** start Recorded data **
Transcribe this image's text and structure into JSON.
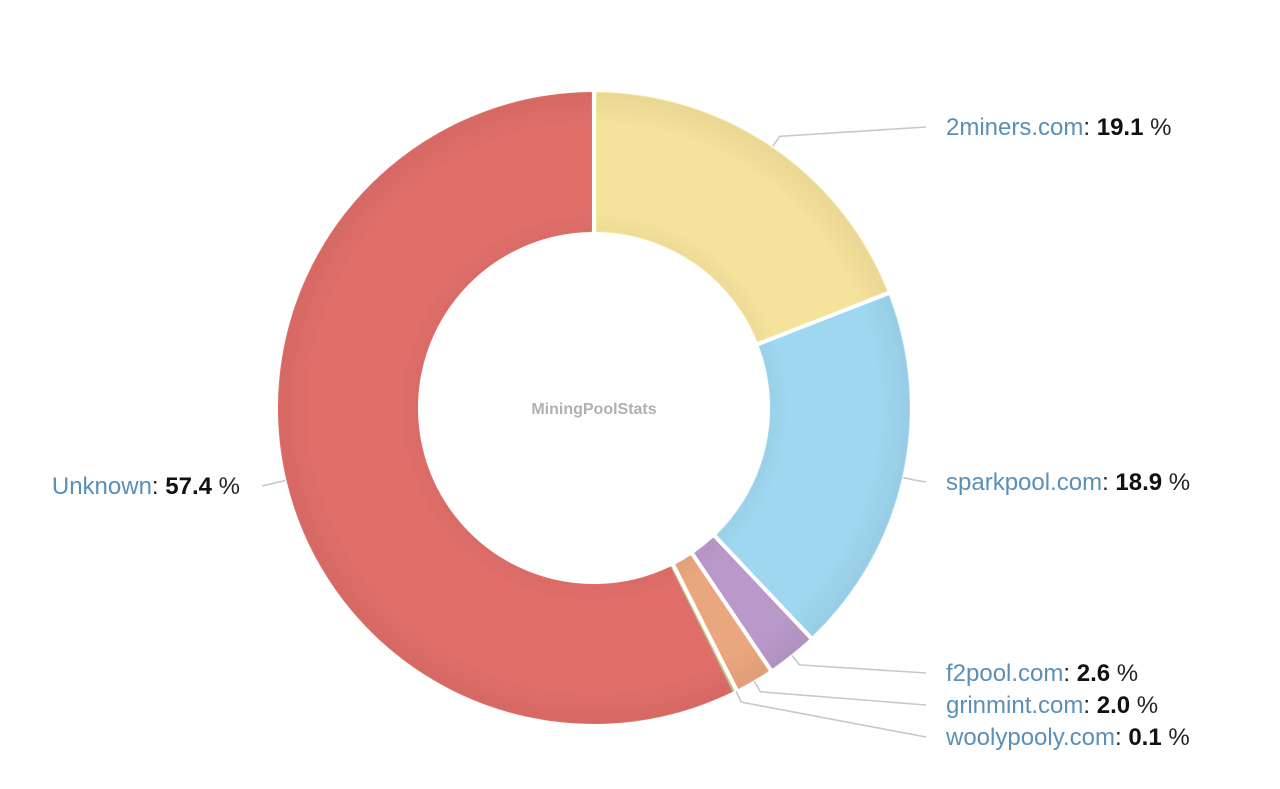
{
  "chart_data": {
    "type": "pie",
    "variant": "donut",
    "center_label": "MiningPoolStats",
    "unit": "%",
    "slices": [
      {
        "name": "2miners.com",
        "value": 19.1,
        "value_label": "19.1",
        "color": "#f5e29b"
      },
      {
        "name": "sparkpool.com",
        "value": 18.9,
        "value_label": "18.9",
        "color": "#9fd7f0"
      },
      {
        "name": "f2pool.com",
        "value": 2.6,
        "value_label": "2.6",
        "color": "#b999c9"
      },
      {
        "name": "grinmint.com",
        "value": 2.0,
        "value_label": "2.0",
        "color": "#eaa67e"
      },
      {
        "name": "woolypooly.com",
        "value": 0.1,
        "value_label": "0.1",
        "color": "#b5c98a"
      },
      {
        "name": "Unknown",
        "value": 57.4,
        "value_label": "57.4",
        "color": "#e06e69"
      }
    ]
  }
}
** end Recorded data **
** start Recorded data **
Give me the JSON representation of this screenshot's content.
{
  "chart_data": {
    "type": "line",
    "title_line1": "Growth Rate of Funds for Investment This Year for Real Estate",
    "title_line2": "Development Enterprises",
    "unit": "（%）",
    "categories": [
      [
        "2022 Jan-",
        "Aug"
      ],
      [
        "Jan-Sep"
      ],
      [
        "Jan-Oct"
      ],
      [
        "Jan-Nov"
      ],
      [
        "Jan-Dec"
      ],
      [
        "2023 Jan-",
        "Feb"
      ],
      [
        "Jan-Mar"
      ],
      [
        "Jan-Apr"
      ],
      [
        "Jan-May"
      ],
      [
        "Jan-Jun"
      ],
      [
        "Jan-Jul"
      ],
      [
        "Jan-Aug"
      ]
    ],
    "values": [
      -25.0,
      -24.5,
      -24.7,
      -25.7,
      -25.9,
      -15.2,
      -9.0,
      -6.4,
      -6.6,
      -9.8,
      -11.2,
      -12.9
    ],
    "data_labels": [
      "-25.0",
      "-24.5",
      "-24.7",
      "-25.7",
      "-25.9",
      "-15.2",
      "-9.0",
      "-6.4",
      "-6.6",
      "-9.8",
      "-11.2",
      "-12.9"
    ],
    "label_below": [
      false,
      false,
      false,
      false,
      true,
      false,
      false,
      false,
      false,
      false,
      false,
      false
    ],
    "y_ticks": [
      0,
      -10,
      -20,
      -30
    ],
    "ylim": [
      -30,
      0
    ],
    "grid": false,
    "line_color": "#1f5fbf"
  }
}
** end Recorded data **
** start Recorded data **
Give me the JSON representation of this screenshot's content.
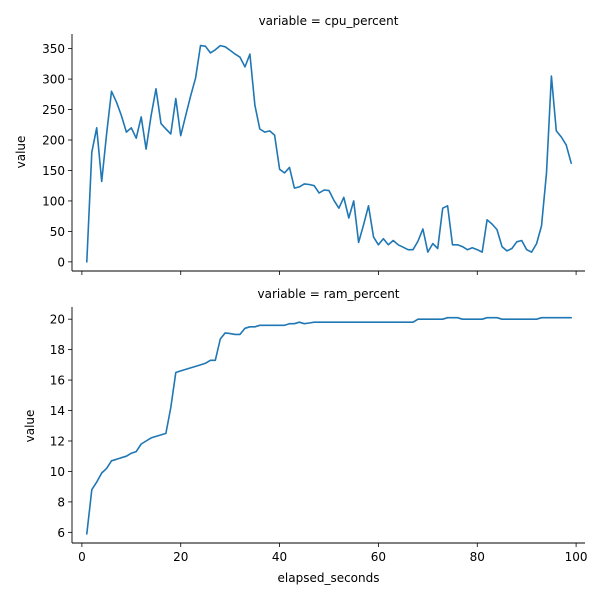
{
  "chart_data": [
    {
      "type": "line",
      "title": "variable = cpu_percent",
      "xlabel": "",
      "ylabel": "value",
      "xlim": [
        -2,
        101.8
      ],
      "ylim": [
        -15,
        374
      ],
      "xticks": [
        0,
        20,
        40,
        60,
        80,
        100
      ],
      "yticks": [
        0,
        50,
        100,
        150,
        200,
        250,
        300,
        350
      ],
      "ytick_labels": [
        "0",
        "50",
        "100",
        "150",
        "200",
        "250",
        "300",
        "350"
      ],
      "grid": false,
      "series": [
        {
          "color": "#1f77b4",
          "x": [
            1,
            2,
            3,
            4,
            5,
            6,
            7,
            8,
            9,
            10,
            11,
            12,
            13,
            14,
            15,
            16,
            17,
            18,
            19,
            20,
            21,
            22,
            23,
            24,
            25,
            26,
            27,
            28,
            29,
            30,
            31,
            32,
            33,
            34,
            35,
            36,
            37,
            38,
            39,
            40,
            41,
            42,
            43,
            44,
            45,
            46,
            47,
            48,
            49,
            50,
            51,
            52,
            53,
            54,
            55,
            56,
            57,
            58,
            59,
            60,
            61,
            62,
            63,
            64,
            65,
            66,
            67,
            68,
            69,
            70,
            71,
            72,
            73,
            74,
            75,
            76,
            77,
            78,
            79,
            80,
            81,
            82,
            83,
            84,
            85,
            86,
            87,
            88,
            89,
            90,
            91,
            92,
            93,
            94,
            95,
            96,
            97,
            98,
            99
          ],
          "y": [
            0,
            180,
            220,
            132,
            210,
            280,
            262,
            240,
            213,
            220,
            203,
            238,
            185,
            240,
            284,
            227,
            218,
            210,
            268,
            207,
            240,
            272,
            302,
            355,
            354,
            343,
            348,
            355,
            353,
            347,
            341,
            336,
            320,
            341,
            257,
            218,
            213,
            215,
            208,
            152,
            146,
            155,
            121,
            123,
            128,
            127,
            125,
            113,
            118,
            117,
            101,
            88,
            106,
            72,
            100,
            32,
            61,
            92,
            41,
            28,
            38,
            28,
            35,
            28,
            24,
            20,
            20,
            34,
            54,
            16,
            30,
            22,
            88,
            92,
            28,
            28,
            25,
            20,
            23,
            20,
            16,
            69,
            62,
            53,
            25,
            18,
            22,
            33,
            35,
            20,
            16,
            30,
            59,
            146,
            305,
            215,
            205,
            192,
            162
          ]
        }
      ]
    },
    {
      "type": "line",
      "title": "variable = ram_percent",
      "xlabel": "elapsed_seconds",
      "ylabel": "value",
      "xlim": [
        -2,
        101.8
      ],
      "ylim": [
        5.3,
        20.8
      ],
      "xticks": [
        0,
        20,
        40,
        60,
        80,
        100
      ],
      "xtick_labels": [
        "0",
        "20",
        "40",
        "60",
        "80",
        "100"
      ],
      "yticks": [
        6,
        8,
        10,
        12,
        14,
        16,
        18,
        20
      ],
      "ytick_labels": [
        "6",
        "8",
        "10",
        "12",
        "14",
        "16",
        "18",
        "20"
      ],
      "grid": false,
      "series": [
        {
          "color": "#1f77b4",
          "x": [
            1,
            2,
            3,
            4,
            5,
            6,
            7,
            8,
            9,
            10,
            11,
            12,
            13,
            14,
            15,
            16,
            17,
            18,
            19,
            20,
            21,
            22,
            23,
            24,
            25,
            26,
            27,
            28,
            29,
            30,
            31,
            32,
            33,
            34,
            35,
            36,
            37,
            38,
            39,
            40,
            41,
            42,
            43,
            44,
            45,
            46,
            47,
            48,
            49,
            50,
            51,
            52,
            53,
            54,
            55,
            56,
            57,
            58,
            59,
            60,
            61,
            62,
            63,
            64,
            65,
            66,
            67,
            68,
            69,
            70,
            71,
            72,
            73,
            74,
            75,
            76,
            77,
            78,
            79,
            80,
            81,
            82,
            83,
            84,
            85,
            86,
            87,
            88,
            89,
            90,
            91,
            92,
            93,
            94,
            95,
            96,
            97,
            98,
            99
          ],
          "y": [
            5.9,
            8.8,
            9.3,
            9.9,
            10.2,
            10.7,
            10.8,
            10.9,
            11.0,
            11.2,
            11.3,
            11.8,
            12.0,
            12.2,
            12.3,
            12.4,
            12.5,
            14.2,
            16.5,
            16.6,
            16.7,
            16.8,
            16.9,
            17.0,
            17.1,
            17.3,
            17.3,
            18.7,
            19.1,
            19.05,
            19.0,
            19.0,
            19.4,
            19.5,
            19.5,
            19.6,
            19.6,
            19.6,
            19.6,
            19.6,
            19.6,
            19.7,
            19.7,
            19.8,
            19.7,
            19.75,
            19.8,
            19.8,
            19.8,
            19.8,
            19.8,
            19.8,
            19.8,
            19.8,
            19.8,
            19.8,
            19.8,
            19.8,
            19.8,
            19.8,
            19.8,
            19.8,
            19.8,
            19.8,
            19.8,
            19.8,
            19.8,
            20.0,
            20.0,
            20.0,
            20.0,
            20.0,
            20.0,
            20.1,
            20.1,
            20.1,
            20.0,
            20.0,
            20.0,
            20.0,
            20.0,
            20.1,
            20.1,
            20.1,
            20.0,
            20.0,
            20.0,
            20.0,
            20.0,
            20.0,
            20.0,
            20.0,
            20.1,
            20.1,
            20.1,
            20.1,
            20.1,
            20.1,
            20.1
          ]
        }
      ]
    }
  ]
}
** end Recorded data **
Scan the data above and copy every line with "type" in it.

▶ [Finished answer]:
    "type": "pie",
    "type": "line",
      "type": "line",
      "type": "line",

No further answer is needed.